===== RECORDS FOR THIS TASK
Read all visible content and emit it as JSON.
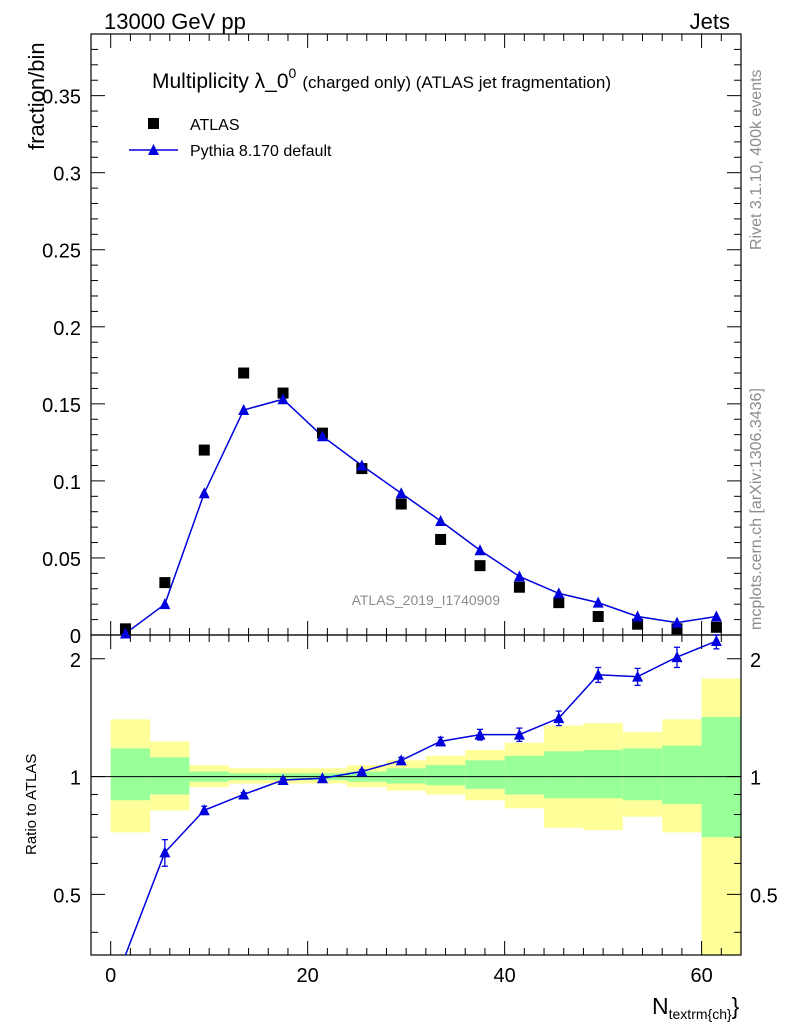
{
  "header": {
    "left": "13000 GeV pp",
    "right": "Jets"
  },
  "side_labels": {
    "rivet": "Rivet 3.1.10,  400k events",
    "mcplots": "mcplots.cern.ch [arXiv:1306.3436]"
  },
  "chart_data": {
    "type": "scatter",
    "title": "Multiplicity λ_0",
    "title_sup": "0",
    "title_suffix": "(charged only) (ATLAS jet fragmentation)",
    "analysis_id": "ATLAS_2019_I1740909",
    "xlabel": "N",
    "xlabel_sub": "textrm{ch}",
    "xlabel_close": "}",
    "ylabel": "fraction/bin",
    "ratio_ylabel": "Ratio to ATLAS",
    "xlim": [
      -2,
      64
    ],
    "ylim": [
      0,
      0.39
    ],
    "ratio_ylim": [
      0.35,
      2.3
    ],
    "x_ticks": [
      0,
      20,
      40,
      60
    ],
    "x_tick_labels": [
      "0",
      "20",
      "40",
      "60"
    ],
    "y_ticks": [
      0,
      0.05,
      0.1,
      0.15,
      0.2,
      0.25,
      0.3,
      0.35
    ],
    "y_tick_labels": [
      "0",
      "0.05",
      "0.1",
      "0.15",
      "0.2",
      "0.25",
      "0.3",
      "0.35"
    ],
    "ratio_ticks": [
      0.5,
      1,
      2
    ],
    "ratio_tick_labels": [
      "0.5",
      "1",
      "2"
    ],
    "bin_edges": [
      0,
      4,
      8,
      12,
      16,
      20,
      24,
      28,
      32,
      36,
      40,
      44,
      48,
      52,
      56,
      60,
      64
    ],
    "x": [
      1.5,
      5.5,
      9.5,
      13.5,
      17.5,
      21.5,
      25.5,
      29.5,
      33.5,
      37.5,
      41.5,
      45.5,
      49.5,
      53.5,
      57.5,
      61.5
    ],
    "legend": [
      {
        "label": "ATLAS",
        "marker": "square",
        "color": "#000000"
      },
      {
        "label": "Pythia 8.170 default",
        "marker": "triangle",
        "color": "#0000dd"
      }
    ],
    "series": [
      {
        "name": "ATLAS",
        "color": "#000000",
        "values": [
          0.004,
          0.034,
          0.12,
          0.17,
          0.157,
          0.131,
          0.108,
          0.085,
          0.062,
          0.045,
          0.031,
          0.021,
          0.012,
          0.007,
          0.004,
          0.005
        ]
      },
      {
        "name": "Pythia 8.170 default",
        "color": "#0000dd",
        "values": [
          0.001,
          0.02,
          0.092,
          0.146,
          0.153,
          0.129,
          0.11,
          0.092,
          0.074,
          0.055,
          0.038,
          0.027,
          0.021,
          0.012,
          0.008,
          0.012
        ],
        "ratio": [
          0.2,
          0.64,
          0.82,
          0.9,
          0.98,
          0.99,
          1.03,
          1.1,
          1.23,
          1.28,
          1.28,
          1.41,
          1.82,
          1.8,
          2.02,
          2.22
        ],
        "ratio_err": [
          0.0,
          0.05,
          0.02,
          0.01,
          0.01,
          0.01,
          0.01,
          0.02,
          0.03,
          0.04,
          0.05,
          0.06,
          0.08,
          0.09,
          0.12,
          0.1
        ]
      }
    ],
    "bands": {
      "inner_color": "#99ff99",
      "outer_color": "#ffff99",
      "inner": [
        [
          0.87,
          1.18
        ],
        [
          0.9,
          1.12
        ],
        [
          0.97,
          1.03
        ],
        [
          0.98,
          1.02
        ],
        [
          0.98,
          1.02
        ],
        [
          0.98,
          1.02
        ],
        [
          0.97,
          1.03
        ],
        [
          0.96,
          1.05
        ],
        [
          0.95,
          1.07
        ],
        [
          0.93,
          1.1
        ],
        [
          0.9,
          1.13
        ],
        [
          0.88,
          1.16
        ],
        [
          0.88,
          1.17
        ],
        [
          0.87,
          1.18
        ],
        [
          0.85,
          1.2
        ],
        [
          0.7,
          1.42
        ]
      ],
      "outer": [
        [
          0.72,
          1.4
        ],
        [
          0.82,
          1.23
        ],
        [
          0.94,
          1.07
        ],
        [
          0.96,
          1.05
        ],
        [
          0.96,
          1.05
        ],
        [
          0.96,
          1.05
        ],
        [
          0.94,
          1.07
        ],
        [
          0.92,
          1.1
        ],
        [
          0.9,
          1.13
        ],
        [
          0.87,
          1.17
        ],
        [
          0.83,
          1.22
        ],
        [
          0.74,
          1.35
        ],
        [
          0.73,
          1.37
        ],
        [
          0.79,
          1.3
        ],
        [
          0.72,
          1.4
        ],
        [
          0.35,
          1.78
        ]
      ]
    }
  }
}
==========
**WHAT YOU SHOULD DO:** Without including any pictures, output all the entries above exactly.

**PROBLEM SOLUTION:**
Read all visible content and emit it as JSON.
{
  "header": {
    "left": "13000 GeV pp",
    "right": "Jets"
  },
  "side_labels": {
    "rivet": "Rivet 3.1.10,  400k events",
    "mcplots": "mcplots.cern.ch [arXiv:1306.3436]"
  },
  "chart_data": {
    "type": "scatter",
    "title": "Multiplicity λ_0",
    "title_sup": "0",
    "title_suffix": "(charged only) (ATLAS jet fragmentation)",
    "analysis_id": "ATLAS_2019_I1740909",
    "xlabel": "N",
    "xlabel_sub": "textrm{ch}",
    "xlabel_close": "}",
    "ylabel": "fraction/bin",
    "ratio_ylabel": "Ratio to ATLAS",
    "xlim": [
      -2,
      64
    ],
    "ylim": [
      0,
      0.39
    ],
    "ratio_ylim": [
      0.35,
      2.3
    ],
    "x_ticks": [
      0,
      20,
      40,
      60
    ],
    "x_tick_labels": [
      "0",
      "20",
      "40",
      "60"
    ],
    "y_ticks": [
      0,
      0.05,
      0.1,
      0.15,
      0.2,
      0.25,
      0.3,
      0.35
    ],
    "y_tick_labels": [
      "0",
      "0.05",
      "0.1",
      "0.15",
      "0.2",
      "0.25",
      "0.3",
      "0.35"
    ],
    "ratio_ticks": [
      0.5,
      1,
      2
    ],
    "ratio_tick_labels": [
      "0.5",
      "1",
      "2"
    ],
    "bin_edges": [
      0,
      4,
      8,
      12,
      16,
      20,
      24,
      28,
      32,
      36,
      40,
      44,
      48,
      52,
      56,
      60,
      64
    ],
    "x": [
      1.5,
      5.5,
      9.5,
      13.5,
      17.5,
      21.5,
      25.5,
      29.5,
      33.5,
      37.5,
      41.5,
      45.5,
      49.5,
      53.5,
      57.5,
      61.5
    ],
    "legend": [
      {
        "label": "ATLAS",
        "marker": "square",
        "color": "#000000"
      },
      {
        "label": "Pythia 8.170 default",
        "marker": "triangle",
        "color": "#0000dd"
      }
    ],
    "series": [
      {
        "name": "ATLAS",
        "color": "#000000",
        "values": [
          0.004,
          0.034,
          0.12,
          0.17,
          0.157,
          0.131,
          0.108,
          0.085,
          0.062,
          0.045,
          0.031,
          0.021,
          0.012,
          0.007,
          0.004,
          0.005
        ]
      },
      {
        "name": "Pythia 8.170 default",
        "color": "#0000dd",
        "values": [
          0.001,
          0.02,
          0.092,
          0.146,
          0.153,
          0.129,
          0.11,
          0.092,
          0.074,
          0.055,
          0.038,
          0.027,
          0.021,
          0.012,
          0.008,
          0.012
        ],
        "ratio": [
          0.2,
          0.64,
          0.82,
          0.9,
          0.98,
          0.99,
          1.03,
          1.1,
          1.23,
          1.28,
          1.28,
          1.41,
          1.82,
          1.8,
          2.02,
          2.22
        ],
        "ratio_err": [
          0.0,
          0.05,
          0.02,
          0.01,
          0.01,
          0.01,
          0.01,
          0.02,
          0.03,
          0.04,
          0.05,
          0.06,
          0.08,
          0.09,
          0.12,
          0.1
        ]
      }
    ],
    "bands": {
      "inner_color": "#99ff99",
      "outer_color": "#ffff99",
      "inner": [
        [
          0.87,
          1.18
        ],
        [
          0.9,
          1.12
        ],
        [
          0.97,
          1.03
        ],
        [
          0.98,
          1.02
        ],
        [
          0.98,
          1.02
        ],
        [
          0.98,
          1.02
        ],
        [
          0.97,
          1.03
        ],
        [
          0.96,
          1.05
        ],
        [
          0.95,
          1.07
        ],
        [
          0.93,
          1.1
        ],
        [
          0.9,
          1.13
        ],
        [
          0.88,
          1.16
        ],
        [
          0.88,
          1.17
        ],
        [
          0.87,
          1.18
        ],
        [
          0.85,
          1.2
        ],
        [
          0.7,
          1.42
        ]
      ],
      "outer": [
        [
          0.72,
          1.4
        ],
        [
          0.82,
          1.23
        ],
        [
          0.94,
          1.07
        ],
        [
          0.96,
          1.05
        ],
        [
          0.96,
          1.05
        ],
        [
          0.96,
          1.05
        ],
        [
          0.94,
          1.07
        ],
        [
          0.92,
          1.1
        ],
        [
          0.9,
          1.13
        ],
        [
          0.87,
          1.17
        ],
        [
          0.83,
          1.22
        ],
        [
          0.74,
          1.35
        ],
        [
          0.73,
          1.37
        ],
        [
          0.79,
          1.3
        ],
        [
          0.72,
          1.4
        ],
        [
          0.35,
          1.78
        ]
      ]
    }
  }
}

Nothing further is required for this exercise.